→ Supplied material
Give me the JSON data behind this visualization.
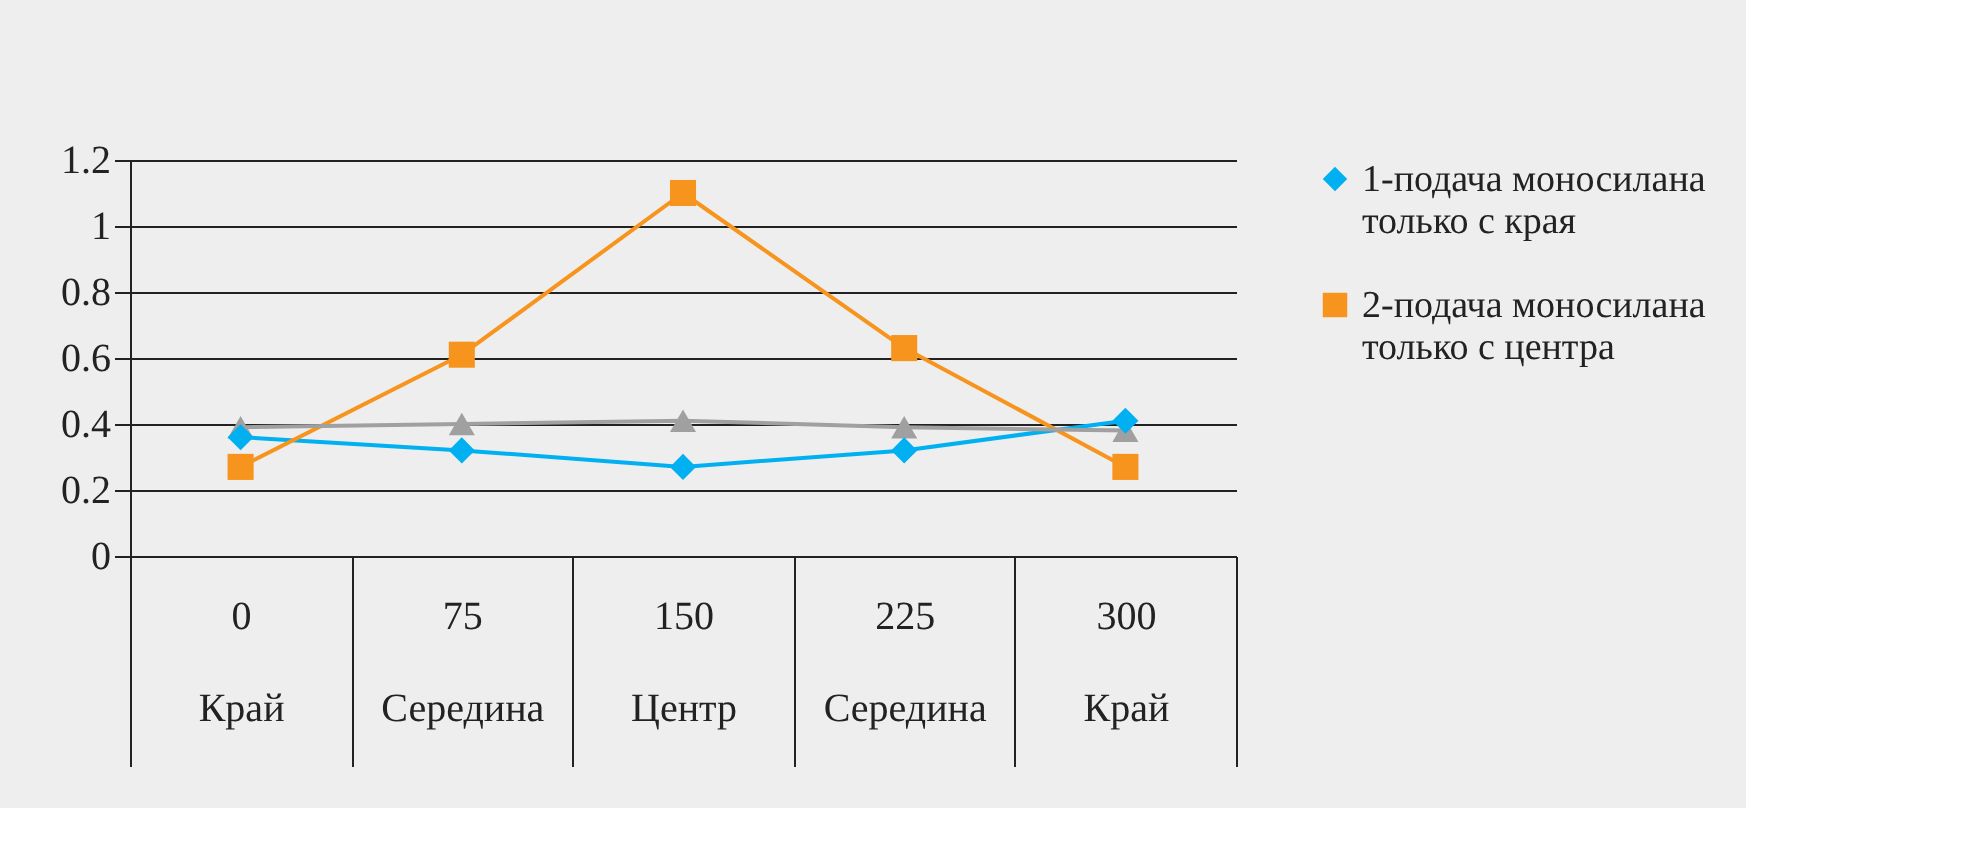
{
  "chart_data": {
    "type": "line",
    "categories": [
      "0\nКрай",
      "75\nСередина",
      "150\nЦентр",
      "225\nСередина",
      "300\nКрай"
    ],
    "series": [
      {
        "name": "1-подача моносилана только с края",
        "color": "#00b0f0",
        "marker": "diamond",
        "values": [
          0.36,
          0.32,
          0.27,
          0.32,
          0.41
        ]
      },
      {
        "name": "2-подача моносилана только с центра",
        "color": "#f7941d",
        "marker": "square",
        "values": [
          0.27,
          0.61,
          1.1,
          0.63,
          0.27
        ]
      },
      {
        "color": "#a0a0a0",
        "marker": "triangle",
        "values": [
          0.39,
          0.4,
          0.41,
          0.39,
          0.38
        ]
      }
    ],
    "ylim": [
      0,
      1.2
    ],
    "yticks": [
      0,
      0.2,
      0.4,
      0.6,
      0.8,
      1,
      1.2
    ],
    "grid": "y",
    "legend": "right"
  }
}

→ Work to be completed
Extract all the data above exactly, excluding every picture.

→ Task output
Give me the JSON data behind this visualization.
{
  "chart_data": {
    "type": "line",
    "categories": [
      "0\nКрай",
      "75\nСередина",
      "150\nЦентр",
      "225\nСередина",
      "300\nКрай"
    ],
    "series": [
      {
        "name": "1-подача моносилана только с края",
        "color": "#00b0f0",
        "marker": "diamond",
        "values": [
          0.36,
          0.32,
          0.27,
          0.32,
          0.41
        ]
      },
      {
        "name": "2-подача моносилана только с центра",
        "color": "#f7941d",
        "marker": "square",
        "values": [
          0.27,
          0.61,
          1.1,
          0.63,
          0.27
        ]
      },
      {
        "color": "#a0a0a0",
        "marker": "triangle",
        "values": [
          0.39,
          0.4,
          0.41,
          0.39,
          0.38
        ]
      }
    ],
    "ylim": [
      0,
      1.2
    ],
    "yticks": [
      0,
      0.2,
      0.4,
      0.6,
      0.8,
      1,
      1.2
    ],
    "grid": "y",
    "legend": "right"
  }
}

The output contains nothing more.